[Extracted records]
** begin **

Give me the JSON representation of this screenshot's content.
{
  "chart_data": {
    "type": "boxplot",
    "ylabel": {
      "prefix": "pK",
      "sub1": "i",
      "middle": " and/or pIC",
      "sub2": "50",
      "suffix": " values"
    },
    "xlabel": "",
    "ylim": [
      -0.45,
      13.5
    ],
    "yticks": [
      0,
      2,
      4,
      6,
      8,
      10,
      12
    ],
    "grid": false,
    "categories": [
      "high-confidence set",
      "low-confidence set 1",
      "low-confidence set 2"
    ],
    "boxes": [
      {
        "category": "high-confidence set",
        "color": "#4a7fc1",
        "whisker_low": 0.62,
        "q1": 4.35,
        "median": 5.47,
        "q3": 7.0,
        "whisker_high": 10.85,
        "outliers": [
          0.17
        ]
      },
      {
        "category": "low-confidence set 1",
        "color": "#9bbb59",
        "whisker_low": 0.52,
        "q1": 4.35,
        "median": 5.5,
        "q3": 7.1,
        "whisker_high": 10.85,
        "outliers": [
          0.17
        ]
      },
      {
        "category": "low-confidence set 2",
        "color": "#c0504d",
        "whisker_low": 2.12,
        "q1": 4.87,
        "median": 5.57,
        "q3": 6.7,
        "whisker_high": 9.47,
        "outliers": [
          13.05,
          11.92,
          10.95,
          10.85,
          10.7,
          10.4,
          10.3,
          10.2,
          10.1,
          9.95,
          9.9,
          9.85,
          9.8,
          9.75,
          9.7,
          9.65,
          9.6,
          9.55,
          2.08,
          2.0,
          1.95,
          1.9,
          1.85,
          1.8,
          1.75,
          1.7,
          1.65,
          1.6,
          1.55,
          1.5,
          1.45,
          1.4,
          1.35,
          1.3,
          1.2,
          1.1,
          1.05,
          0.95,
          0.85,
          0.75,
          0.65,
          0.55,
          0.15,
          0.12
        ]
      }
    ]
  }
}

** end **

- Set task
Work out the count of lines containing the word "confidence", then write only that count.

- Result of this exercise
6